THE EXERCISE: Omit the images. Copy each entry word for word.

Start

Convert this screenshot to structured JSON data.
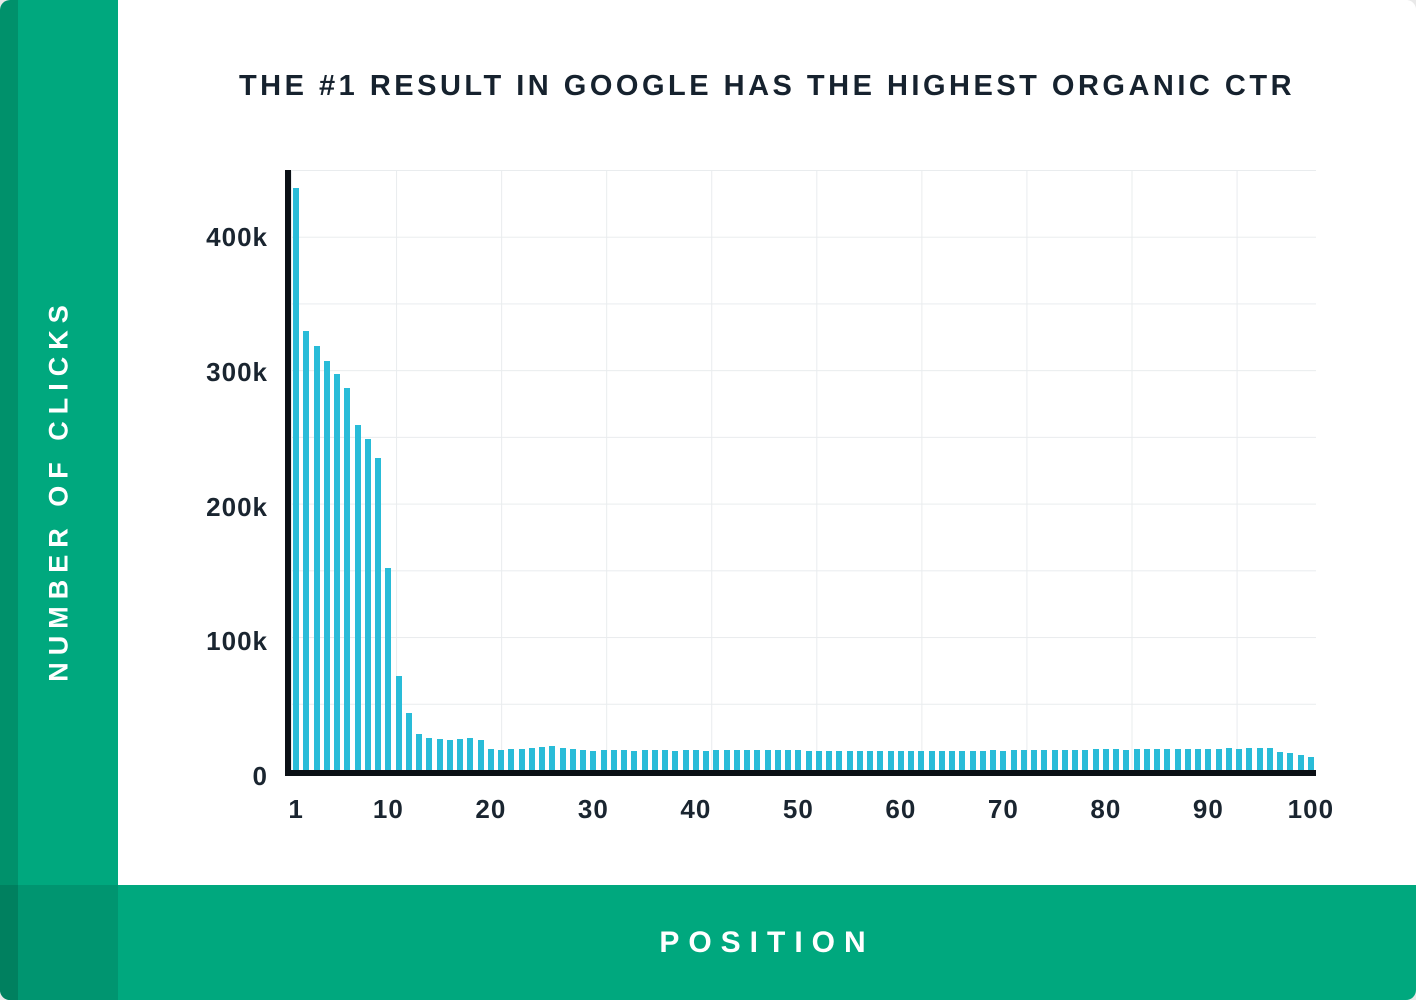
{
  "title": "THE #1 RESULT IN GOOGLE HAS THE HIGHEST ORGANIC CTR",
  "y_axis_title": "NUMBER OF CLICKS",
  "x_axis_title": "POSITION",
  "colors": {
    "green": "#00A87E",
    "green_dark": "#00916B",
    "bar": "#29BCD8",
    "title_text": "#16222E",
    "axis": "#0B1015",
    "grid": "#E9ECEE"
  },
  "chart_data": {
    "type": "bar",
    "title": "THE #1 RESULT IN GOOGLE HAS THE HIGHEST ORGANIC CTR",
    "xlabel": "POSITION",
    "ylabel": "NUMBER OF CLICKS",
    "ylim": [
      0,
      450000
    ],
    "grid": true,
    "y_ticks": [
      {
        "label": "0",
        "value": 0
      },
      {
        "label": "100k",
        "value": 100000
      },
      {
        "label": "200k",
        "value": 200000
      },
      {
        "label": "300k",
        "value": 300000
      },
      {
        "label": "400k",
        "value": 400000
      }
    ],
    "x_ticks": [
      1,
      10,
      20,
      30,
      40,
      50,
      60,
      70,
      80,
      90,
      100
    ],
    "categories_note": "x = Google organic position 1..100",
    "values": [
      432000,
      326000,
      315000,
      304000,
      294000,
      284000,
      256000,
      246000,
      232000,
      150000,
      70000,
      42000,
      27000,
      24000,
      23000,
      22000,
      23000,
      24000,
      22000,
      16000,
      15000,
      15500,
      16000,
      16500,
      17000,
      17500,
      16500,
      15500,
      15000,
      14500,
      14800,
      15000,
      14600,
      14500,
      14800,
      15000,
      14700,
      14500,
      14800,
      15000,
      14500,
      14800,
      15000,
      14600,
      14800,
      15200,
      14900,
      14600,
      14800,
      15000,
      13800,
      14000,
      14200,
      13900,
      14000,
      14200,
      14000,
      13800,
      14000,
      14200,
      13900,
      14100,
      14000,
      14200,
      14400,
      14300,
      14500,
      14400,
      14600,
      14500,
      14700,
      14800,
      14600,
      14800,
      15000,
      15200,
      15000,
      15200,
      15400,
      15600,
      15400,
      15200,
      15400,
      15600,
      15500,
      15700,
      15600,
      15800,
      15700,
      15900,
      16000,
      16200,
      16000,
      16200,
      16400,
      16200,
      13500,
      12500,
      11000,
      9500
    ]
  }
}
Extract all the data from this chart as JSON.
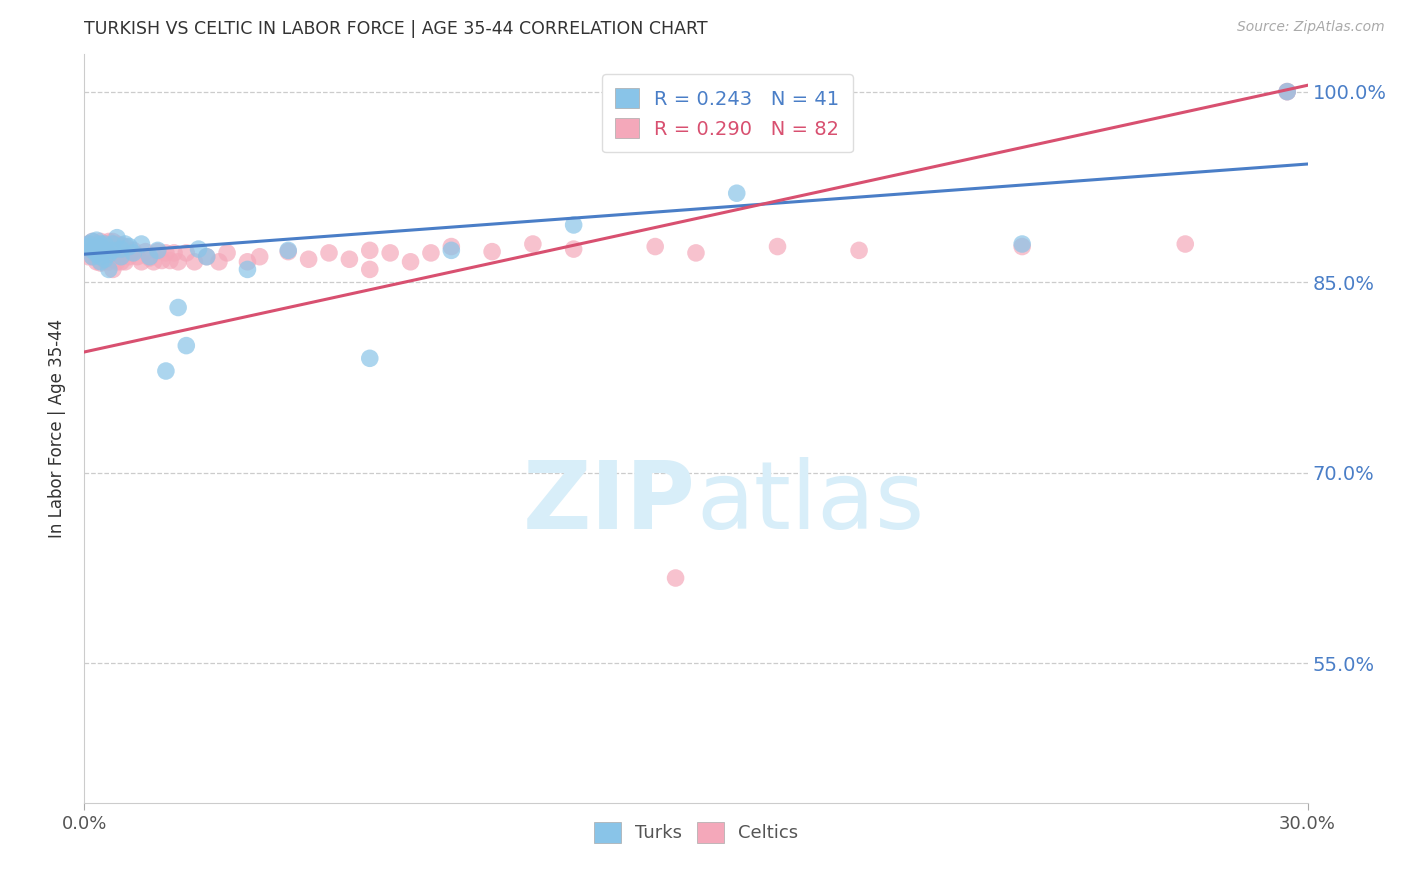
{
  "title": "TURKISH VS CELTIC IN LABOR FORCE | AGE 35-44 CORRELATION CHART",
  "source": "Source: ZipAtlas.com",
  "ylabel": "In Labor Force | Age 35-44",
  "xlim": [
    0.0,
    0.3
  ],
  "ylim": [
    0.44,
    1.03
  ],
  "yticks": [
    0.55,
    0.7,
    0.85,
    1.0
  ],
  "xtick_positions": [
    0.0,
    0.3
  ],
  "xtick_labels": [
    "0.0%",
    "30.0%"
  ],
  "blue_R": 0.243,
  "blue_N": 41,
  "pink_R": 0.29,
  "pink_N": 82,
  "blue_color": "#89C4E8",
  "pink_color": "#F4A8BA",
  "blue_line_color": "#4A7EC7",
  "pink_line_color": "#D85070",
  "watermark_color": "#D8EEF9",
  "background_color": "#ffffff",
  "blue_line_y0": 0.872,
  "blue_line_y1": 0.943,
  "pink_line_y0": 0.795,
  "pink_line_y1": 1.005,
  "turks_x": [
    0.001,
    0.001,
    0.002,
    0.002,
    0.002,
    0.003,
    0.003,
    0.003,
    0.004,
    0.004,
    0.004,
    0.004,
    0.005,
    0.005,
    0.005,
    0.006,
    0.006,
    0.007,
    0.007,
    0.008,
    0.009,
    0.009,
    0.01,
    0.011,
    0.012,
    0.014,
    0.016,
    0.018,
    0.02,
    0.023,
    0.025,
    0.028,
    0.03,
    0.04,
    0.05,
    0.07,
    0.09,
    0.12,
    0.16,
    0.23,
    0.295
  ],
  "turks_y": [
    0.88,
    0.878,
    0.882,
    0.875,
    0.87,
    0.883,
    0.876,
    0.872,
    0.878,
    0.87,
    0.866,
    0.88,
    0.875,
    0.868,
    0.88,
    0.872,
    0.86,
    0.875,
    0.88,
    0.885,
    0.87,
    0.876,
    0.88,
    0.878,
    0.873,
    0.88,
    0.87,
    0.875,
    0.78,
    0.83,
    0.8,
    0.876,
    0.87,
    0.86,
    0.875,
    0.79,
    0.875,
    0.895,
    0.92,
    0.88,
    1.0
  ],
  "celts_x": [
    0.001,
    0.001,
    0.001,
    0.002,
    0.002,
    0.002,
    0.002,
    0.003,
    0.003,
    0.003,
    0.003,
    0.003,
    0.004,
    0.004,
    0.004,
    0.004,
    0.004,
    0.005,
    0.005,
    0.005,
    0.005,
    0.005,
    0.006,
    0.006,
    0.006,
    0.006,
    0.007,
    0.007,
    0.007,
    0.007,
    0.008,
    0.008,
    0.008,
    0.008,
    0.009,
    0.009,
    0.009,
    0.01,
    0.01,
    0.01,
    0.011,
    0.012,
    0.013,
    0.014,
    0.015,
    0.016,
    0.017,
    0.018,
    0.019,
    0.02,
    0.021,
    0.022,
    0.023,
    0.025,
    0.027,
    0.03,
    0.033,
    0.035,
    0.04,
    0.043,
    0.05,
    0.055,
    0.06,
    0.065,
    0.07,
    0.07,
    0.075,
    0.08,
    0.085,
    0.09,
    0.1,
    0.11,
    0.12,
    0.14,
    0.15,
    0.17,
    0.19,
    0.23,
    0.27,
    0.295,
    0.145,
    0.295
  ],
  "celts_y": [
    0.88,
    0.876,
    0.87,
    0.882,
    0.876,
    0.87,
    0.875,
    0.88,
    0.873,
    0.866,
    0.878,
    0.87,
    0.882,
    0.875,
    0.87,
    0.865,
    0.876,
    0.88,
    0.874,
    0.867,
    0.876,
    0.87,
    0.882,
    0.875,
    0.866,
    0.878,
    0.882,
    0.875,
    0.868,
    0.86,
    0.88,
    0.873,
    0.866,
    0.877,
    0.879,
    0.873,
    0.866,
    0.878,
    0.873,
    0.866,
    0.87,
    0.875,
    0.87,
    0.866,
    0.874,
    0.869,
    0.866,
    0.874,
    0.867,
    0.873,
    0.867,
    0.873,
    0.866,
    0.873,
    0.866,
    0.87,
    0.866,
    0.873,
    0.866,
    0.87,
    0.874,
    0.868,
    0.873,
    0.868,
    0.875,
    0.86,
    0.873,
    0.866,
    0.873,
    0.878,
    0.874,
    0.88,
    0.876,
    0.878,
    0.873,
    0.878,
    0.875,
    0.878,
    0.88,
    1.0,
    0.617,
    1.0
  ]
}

End

EXERCISE RESULT:
Convert this screenshot to structured JSON data.
{
  "title": "THE #1 RESULT IN GOOGLE HAS THE HIGHEST ORGANIC CTR",
  "y_axis_title": "NUMBER OF CLICKS",
  "x_axis_title": "POSITION",
  "colors": {
    "green": "#00A87E",
    "green_dark": "#00916B",
    "bar": "#29BCD8",
    "title_text": "#16222E",
    "axis": "#0B1015",
    "grid": "#E9ECEE"
  },
  "chart_data": {
    "type": "bar",
    "title": "THE #1 RESULT IN GOOGLE HAS THE HIGHEST ORGANIC CTR",
    "xlabel": "POSITION",
    "ylabel": "NUMBER OF CLICKS",
    "ylim": [
      0,
      450000
    ],
    "grid": true,
    "y_ticks": [
      {
        "label": "0",
        "value": 0
      },
      {
        "label": "100k",
        "value": 100000
      },
      {
        "label": "200k",
        "value": 200000
      },
      {
        "label": "300k",
        "value": 300000
      },
      {
        "label": "400k",
        "value": 400000
      }
    ],
    "x_ticks": [
      1,
      10,
      20,
      30,
      40,
      50,
      60,
      70,
      80,
      90,
      100
    ],
    "categories_note": "x = Google organic position 1..100",
    "values": [
      432000,
      326000,
      315000,
      304000,
      294000,
      284000,
      256000,
      246000,
      232000,
      150000,
      70000,
      42000,
      27000,
      24000,
      23000,
      22000,
      23000,
      24000,
      22000,
      16000,
      15000,
      15500,
      16000,
      16500,
      17000,
      17500,
      16500,
      15500,
      15000,
      14500,
      14800,
      15000,
      14600,
      14500,
      14800,
      15000,
      14700,
      14500,
      14800,
      15000,
      14500,
      14800,
      15000,
      14600,
      14800,
      15200,
      14900,
      14600,
      14800,
      15000,
      13800,
      14000,
      14200,
      13900,
      14000,
      14200,
      14000,
      13800,
      14000,
      14200,
      13900,
      14100,
      14000,
      14200,
      14400,
      14300,
      14500,
      14400,
      14600,
      14500,
      14700,
      14800,
      14600,
      14800,
      15000,
      15200,
      15000,
      15200,
      15400,
      15600,
      15400,
      15200,
      15400,
      15600,
      15500,
      15700,
      15600,
      15800,
      15700,
      15900,
      16000,
      16200,
      16000,
      16200,
      16400,
      16200,
      13500,
      12500,
      11000,
      9500
    ]
  }
}
Extract all the data from this chart as JSON.
{
  "title": "TURKISH VS CELTIC IN LABOR FORCE | AGE 35-44 CORRELATION CHART",
  "source": "Source: ZipAtlas.com",
  "ylabel": "In Labor Force | Age 35-44",
  "xlim": [
    0.0,
    0.3
  ],
  "ylim": [
    0.44,
    1.03
  ],
  "yticks": [
    0.55,
    0.7,
    0.85,
    1.0
  ],
  "xtick_positions": [
    0.0,
    0.3
  ],
  "xtick_labels": [
    "0.0%",
    "30.0%"
  ],
  "blue_R": 0.243,
  "blue_N": 41,
  "pink_R": 0.29,
  "pink_N": 82,
  "blue_color": "#89C4E8",
  "pink_color": "#F4A8BA",
  "blue_line_color": "#4A7EC7",
  "pink_line_color": "#D85070",
  "watermark_color": "#D8EEF9",
  "background_color": "#ffffff",
  "blue_line_y0": 0.872,
  "blue_line_y1": 0.943,
  "pink_line_y0": 0.795,
  "pink_line_y1": 1.005,
  "turks_x": [
    0.001,
    0.001,
    0.002,
    0.002,
    0.002,
    0.003,
    0.003,
    0.003,
    0.004,
    0.004,
    0.004,
    0.004,
    0.005,
    0.005,
    0.005,
    0.006,
    0.006,
    0.007,
    0.007,
    0.008,
    0.009,
    0.009,
    0.01,
    0.011,
    0.012,
    0.014,
    0.016,
    0.018,
    0.02,
    0.023,
    0.025,
    0.028,
    0.03,
    0.04,
    0.05,
    0.07,
    0.09,
    0.12,
    0.16,
    0.23,
    0.295
  ],
  "turks_y": [
    0.88,
    0.878,
    0.882,
    0.875,
    0.87,
    0.883,
    0.876,
    0.872,
    0.878,
    0.87,
    0.866,
    0.88,
    0.875,
    0.868,
    0.88,
    0.872,
    0.86,
    0.875,
    0.88,
    0.885,
    0.87,
    0.876,
    0.88,
    0.878,
    0.873,
    0.88,
    0.87,
    0.875,
    0.78,
    0.83,
    0.8,
    0.876,
    0.87,
    0.86,
    0.875,
    0.79,
    0.875,
    0.895,
    0.92,
    0.88,
    1.0
  ],
  "celts_x": [
    0.001,
    0.001,
    0.001,
    0.002,
    0.002,
    0.002,
    0.002,
    0.003,
    0.003,
    0.003,
    0.003,
    0.003,
    0.004,
    0.004,
    0.004,
    0.004,
    0.004,
    0.005,
    0.005,
    0.005,
    0.005,
    0.005,
    0.006,
    0.006,
    0.006,
    0.006,
    0.007,
    0.007,
    0.007,
    0.007,
    0.008,
    0.008,
    0.008,
    0.008,
    0.009,
    0.009,
    0.009,
    0.01,
    0.01,
    0.01,
    0.011,
    0.012,
    0.013,
    0.014,
    0.015,
    0.016,
    0.017,
    0.018,
    0.019,
    0.02,
    0.021,
    0.022,
    0.023,
    0.025,
    0.027,
    0.03,
    0.033,
    0.035,
    0.04,
    0.043,
    0.05,
    0.055,
    0.06,
    0.065,
    0.07,
    0.07,
    0.075,
    0.08,
    0.085,
    0.09,
    0.1,
    0.11,
    0.12,
    0.14,
    0.15,
    0.17,
    0.19,
    0.23,
    0.27,
    0.295,
    0.145,
    0.295
  ],
  "celts_y": [
    0.88,
    0.876,
    0.87,
    0.882,
    0.876,
    0.87,
    0.875,
    0.88,
    0.873,
    0.866,
    0.878,
    0.87,
    0.882,
    0.875,
    0.87,
    0.865,
    0.876,
    0.88,
    0.874,
    0.867,
    0.876,
    0.87,
    0.882,
    0.875,
    0.866,
    0.878,
    0.882,
    0.875,
    0.868,
    0.86,
    0.88,
    0.873,
    0.866,
    0.877,
    0.879,
    0.873,
    0.866,
    0.878,
    0.873,
    0.866,
    0.87,
    0.875,
    0.87,
    0.866,
    0.874,
    0.869,
    0.866,
    0.874,
    0.867,
    0.873,
    0.867,
    0.873,
    0.866,
    0.873,
    0.866,
    0.87,
    0.866,
    0.873,
    0.866,
    0.87,
    0.874,
    0.868,
    0.873,
    0.868,
    0.875,
    0.86,
    0.873,
    0.866,
    0.873,
    0.878,
    0.874,
    0.88,
    0.876,
    0.878,
    0.873,
    0.878,
    0.875,
    0.878,
    0.88,
    1.0,
    0.617,
    1.0
  ]
}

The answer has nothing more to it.